» Entries provided:
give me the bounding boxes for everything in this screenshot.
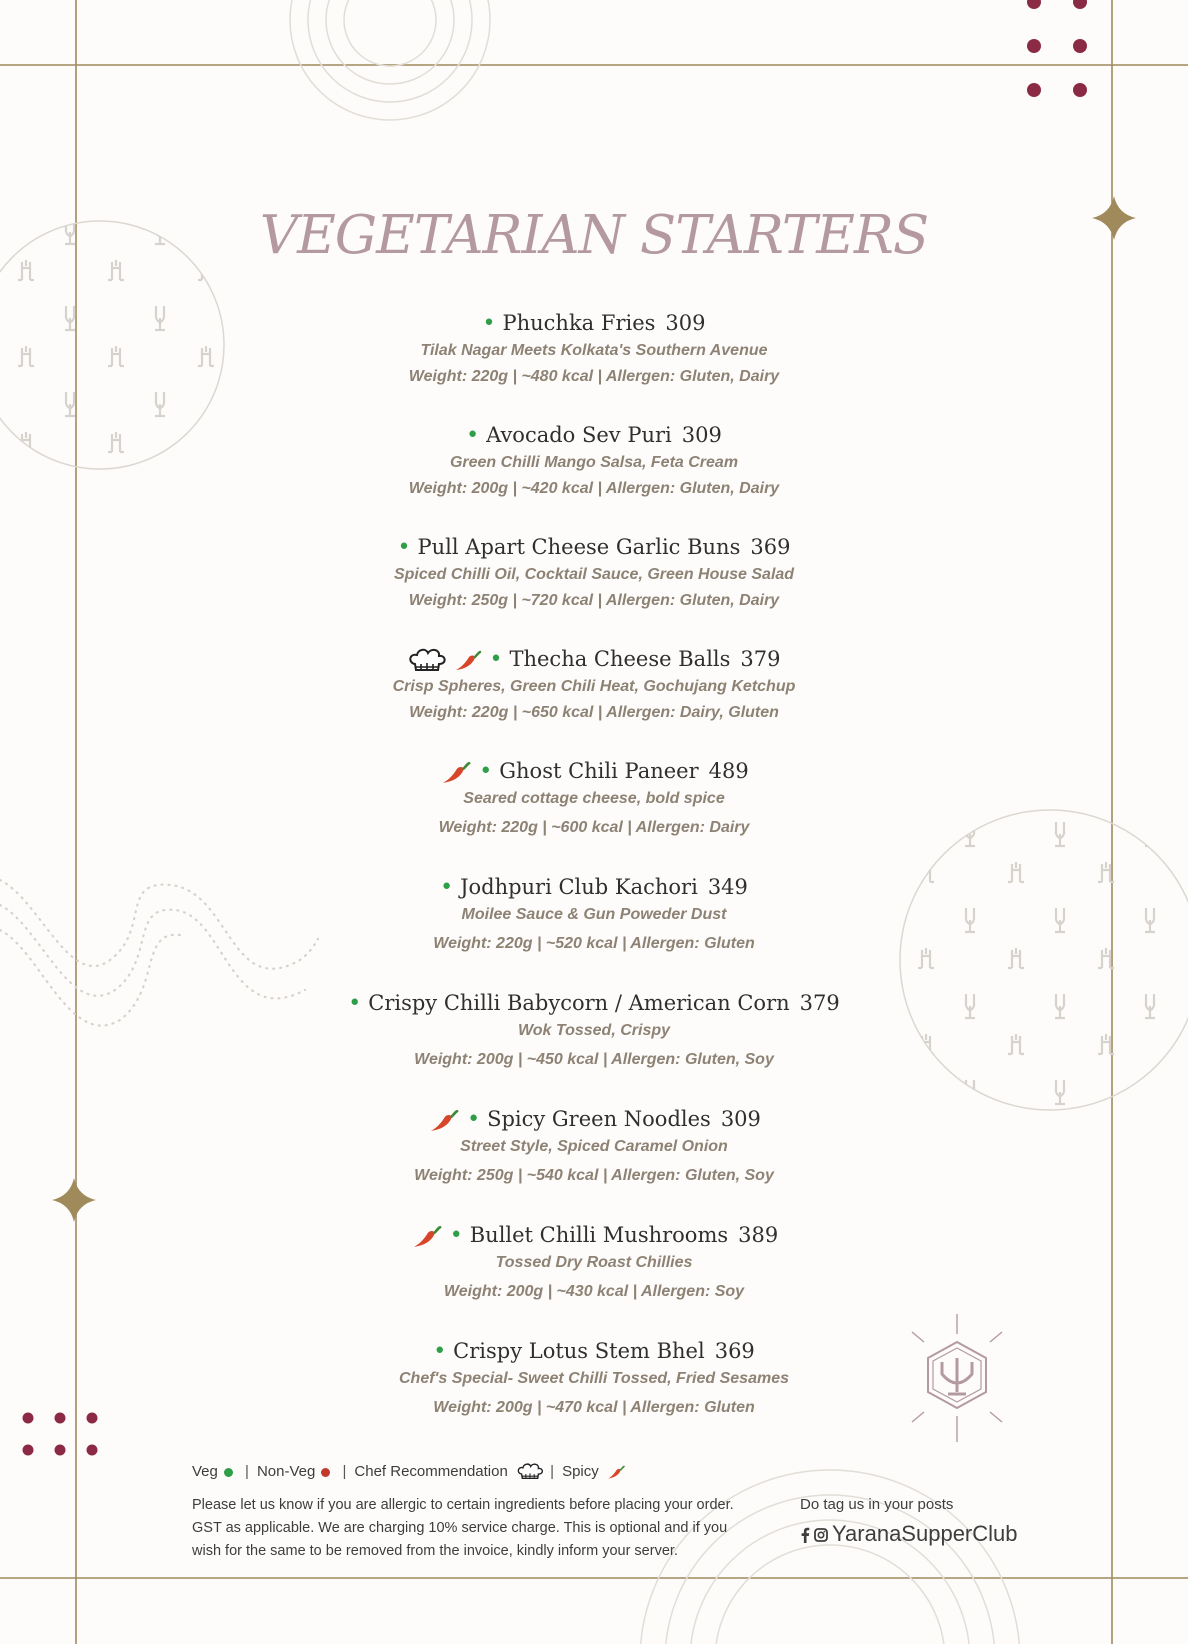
...
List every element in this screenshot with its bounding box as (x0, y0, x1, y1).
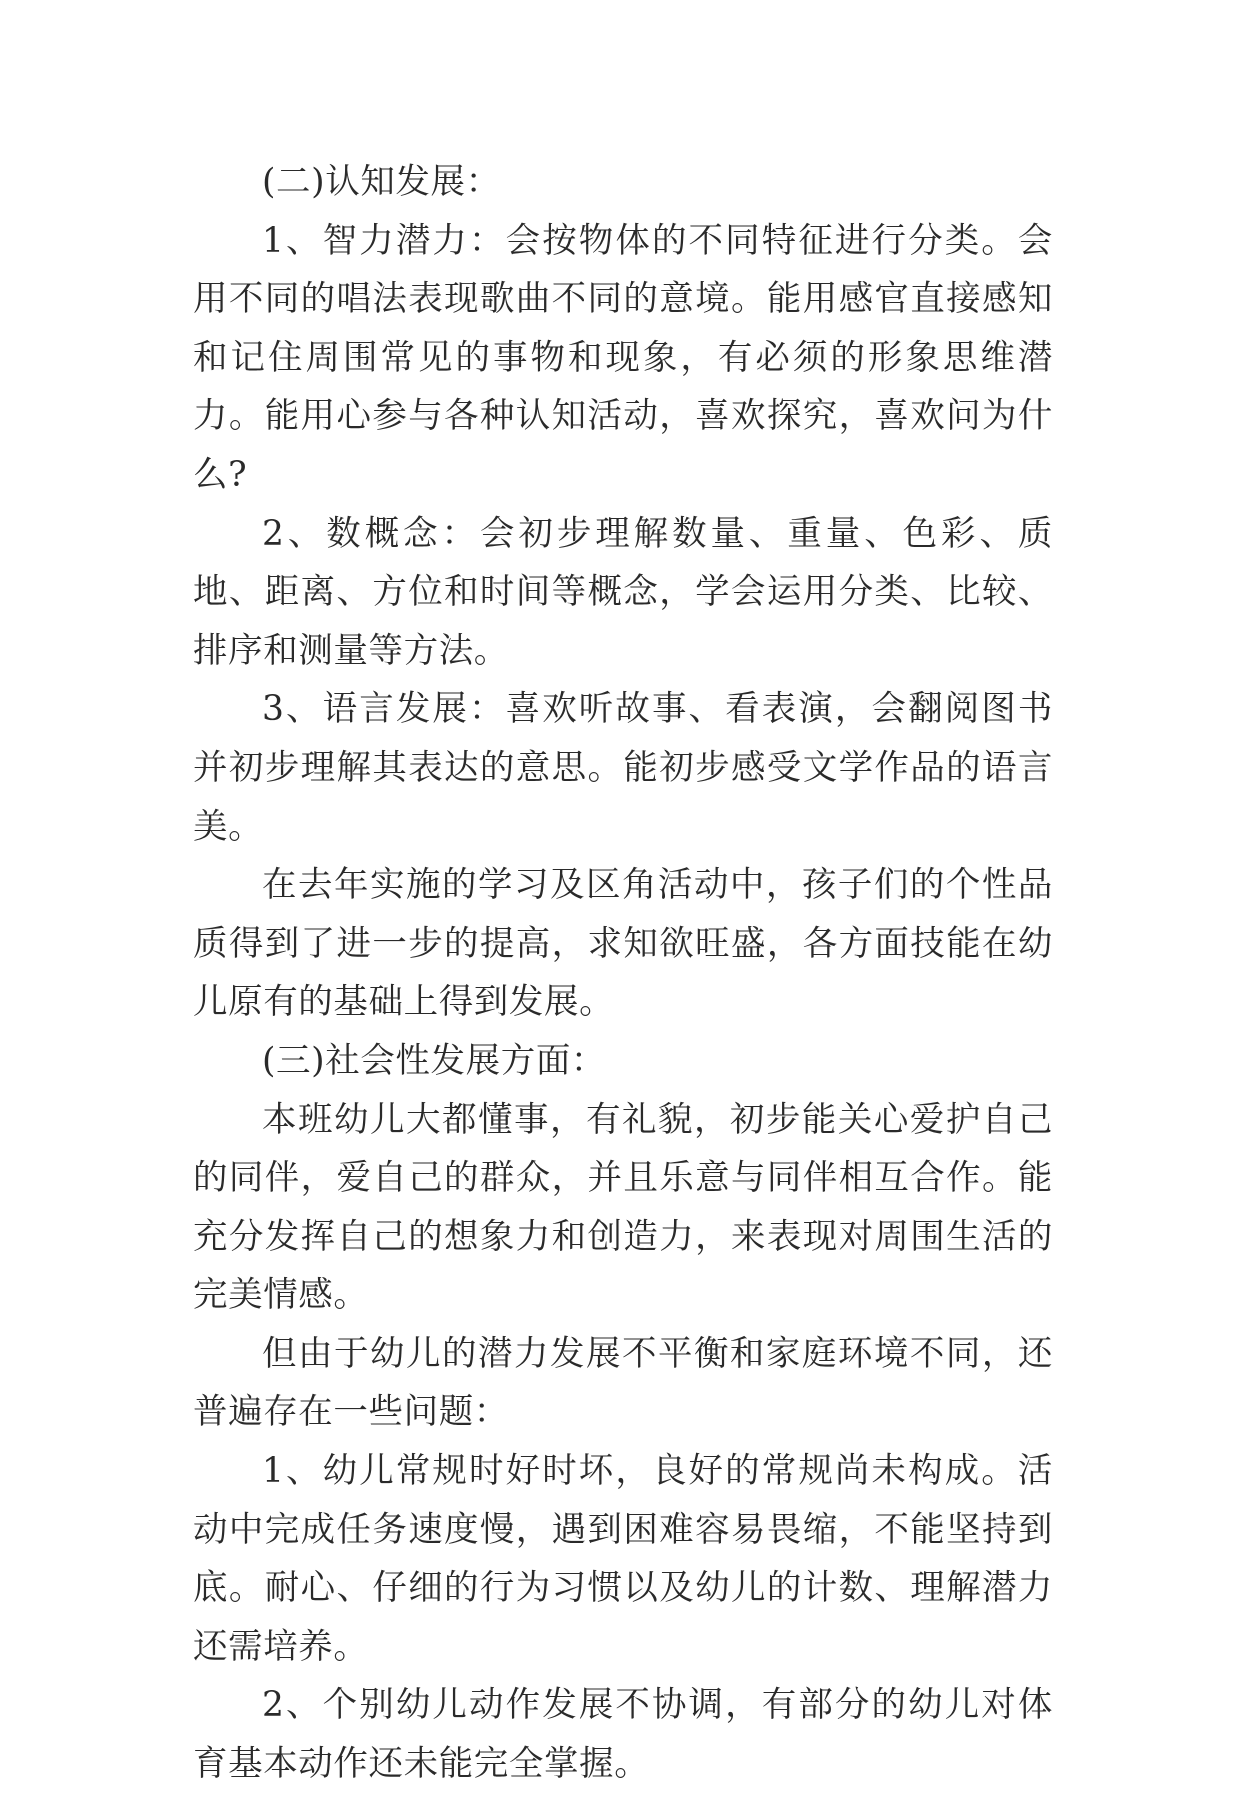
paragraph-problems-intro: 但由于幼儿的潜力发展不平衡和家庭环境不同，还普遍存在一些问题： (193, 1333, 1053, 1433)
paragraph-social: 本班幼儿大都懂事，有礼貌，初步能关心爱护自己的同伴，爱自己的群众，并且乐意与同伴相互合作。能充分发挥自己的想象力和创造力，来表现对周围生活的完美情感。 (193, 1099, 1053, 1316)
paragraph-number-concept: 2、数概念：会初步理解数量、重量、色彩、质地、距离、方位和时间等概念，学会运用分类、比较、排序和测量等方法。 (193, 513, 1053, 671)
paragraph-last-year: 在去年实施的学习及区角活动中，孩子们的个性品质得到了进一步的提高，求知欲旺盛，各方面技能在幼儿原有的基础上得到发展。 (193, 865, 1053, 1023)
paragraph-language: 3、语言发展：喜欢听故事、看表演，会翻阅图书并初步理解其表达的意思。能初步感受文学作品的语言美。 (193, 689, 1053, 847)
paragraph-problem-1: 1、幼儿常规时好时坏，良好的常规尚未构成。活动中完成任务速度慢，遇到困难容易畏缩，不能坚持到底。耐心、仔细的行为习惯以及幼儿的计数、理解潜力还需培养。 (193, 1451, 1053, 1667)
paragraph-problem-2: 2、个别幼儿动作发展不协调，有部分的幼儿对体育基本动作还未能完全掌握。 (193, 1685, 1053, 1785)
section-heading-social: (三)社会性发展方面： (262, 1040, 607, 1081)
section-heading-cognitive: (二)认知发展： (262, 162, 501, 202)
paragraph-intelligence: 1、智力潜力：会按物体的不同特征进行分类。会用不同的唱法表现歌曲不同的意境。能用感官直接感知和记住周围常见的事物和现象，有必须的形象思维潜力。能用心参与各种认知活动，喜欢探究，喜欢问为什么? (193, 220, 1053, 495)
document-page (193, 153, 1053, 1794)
==
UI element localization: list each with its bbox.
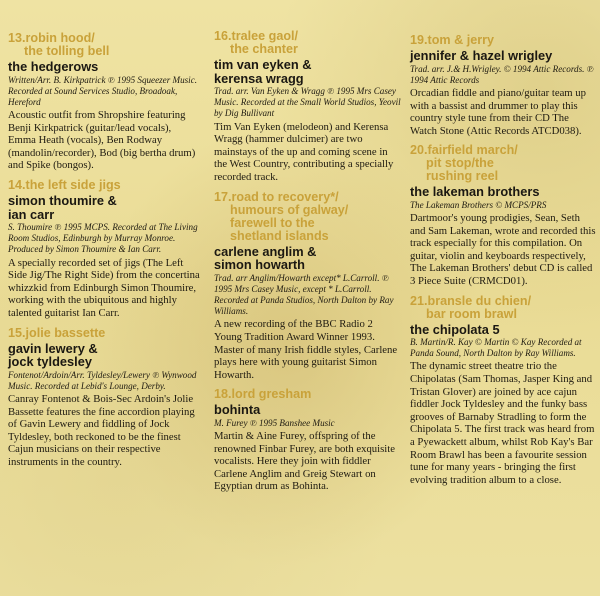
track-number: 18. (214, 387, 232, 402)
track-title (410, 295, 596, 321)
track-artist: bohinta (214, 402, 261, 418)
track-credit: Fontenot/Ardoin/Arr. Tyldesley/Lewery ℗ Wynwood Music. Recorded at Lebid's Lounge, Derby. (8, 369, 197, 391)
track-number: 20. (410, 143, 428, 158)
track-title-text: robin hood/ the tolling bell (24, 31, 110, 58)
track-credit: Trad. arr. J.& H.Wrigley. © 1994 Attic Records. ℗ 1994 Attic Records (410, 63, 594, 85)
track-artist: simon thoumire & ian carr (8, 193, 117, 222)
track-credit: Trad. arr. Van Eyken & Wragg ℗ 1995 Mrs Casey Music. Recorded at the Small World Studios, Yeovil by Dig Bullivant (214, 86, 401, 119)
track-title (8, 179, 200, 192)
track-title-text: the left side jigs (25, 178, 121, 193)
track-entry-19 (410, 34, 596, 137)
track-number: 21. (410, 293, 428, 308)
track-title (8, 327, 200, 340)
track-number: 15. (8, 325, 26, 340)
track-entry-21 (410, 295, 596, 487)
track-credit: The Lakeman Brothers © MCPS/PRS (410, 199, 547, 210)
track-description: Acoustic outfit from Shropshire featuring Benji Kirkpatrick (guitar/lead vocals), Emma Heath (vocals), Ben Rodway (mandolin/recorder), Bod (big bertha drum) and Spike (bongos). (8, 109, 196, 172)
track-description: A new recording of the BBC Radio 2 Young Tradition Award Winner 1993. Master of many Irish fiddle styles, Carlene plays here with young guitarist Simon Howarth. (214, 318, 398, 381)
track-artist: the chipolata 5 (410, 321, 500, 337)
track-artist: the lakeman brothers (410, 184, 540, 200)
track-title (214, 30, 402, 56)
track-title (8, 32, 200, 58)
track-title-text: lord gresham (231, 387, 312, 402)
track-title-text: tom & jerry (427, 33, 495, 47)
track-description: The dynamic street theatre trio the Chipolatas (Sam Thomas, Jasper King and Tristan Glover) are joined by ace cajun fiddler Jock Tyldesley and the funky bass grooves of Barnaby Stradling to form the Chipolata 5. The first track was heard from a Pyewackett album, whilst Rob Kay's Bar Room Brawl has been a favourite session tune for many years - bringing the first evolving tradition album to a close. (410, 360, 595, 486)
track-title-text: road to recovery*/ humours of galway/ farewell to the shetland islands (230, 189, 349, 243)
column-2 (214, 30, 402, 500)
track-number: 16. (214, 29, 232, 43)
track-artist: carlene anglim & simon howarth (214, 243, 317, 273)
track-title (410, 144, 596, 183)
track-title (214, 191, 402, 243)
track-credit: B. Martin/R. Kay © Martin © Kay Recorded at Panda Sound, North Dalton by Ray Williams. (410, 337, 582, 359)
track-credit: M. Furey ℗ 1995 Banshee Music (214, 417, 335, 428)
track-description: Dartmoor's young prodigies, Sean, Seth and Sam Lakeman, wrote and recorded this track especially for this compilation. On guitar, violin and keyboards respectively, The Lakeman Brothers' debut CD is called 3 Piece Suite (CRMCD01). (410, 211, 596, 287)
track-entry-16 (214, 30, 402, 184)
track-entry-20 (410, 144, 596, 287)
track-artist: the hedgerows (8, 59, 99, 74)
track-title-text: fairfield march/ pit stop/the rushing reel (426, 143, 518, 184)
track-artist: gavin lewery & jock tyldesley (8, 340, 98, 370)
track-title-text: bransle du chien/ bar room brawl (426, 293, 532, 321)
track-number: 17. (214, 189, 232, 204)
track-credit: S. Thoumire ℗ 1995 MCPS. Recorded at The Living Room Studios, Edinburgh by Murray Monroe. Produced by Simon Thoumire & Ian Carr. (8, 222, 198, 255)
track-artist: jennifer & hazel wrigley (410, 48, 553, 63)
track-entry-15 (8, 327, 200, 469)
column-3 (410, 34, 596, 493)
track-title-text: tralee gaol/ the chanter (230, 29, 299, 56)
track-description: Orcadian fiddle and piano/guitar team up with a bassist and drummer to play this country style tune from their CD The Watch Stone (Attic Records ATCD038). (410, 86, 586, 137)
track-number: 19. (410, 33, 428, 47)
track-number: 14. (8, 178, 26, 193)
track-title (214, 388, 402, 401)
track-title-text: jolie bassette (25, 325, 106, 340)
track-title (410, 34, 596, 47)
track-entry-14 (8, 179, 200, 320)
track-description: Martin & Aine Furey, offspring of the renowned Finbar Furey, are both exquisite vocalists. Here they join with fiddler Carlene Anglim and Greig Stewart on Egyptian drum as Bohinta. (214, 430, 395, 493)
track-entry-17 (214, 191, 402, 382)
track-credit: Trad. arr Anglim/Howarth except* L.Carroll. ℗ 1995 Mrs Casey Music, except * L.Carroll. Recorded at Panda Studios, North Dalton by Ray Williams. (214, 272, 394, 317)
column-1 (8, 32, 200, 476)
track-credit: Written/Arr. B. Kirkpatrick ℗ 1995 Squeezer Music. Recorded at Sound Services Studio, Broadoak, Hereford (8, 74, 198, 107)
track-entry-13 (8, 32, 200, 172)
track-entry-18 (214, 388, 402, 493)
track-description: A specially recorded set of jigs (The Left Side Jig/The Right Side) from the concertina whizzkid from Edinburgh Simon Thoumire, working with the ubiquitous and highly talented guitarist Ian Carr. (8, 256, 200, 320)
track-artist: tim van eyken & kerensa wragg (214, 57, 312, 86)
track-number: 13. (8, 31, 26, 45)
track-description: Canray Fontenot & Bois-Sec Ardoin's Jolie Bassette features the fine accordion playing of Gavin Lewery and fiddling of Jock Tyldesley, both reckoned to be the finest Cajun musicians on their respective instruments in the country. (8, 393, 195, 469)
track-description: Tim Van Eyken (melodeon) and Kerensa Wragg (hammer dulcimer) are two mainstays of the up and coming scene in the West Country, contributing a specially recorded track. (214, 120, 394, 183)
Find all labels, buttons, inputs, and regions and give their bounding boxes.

» Exercise goal: Rewrite the entries from the line with "UI element localization: list" to the line with "track-title-text: robin hood/", swapping "track-number" for "track-index" and keeping everything else the same. Leave out the pictures.

» Solution to this task:
UI element localization: list each with its bbox.
track-index: 18. (214, 387, 232, 402)
track-title (410, 295, 596, 321)
track-artist: bohinta (214, 402, 261, 418)
track-credit: Fontenot/Ardoin/Arr. Tyldesley/Lewery ℗ Wynwood Music. Recorded at Lebid's Lounge, Derby. (8, 369, 197, 391)
track-index: 20. (410, 143, 428, 158)
track-title-text: robin hood/ the tolling bell (24, 31, 110, 58)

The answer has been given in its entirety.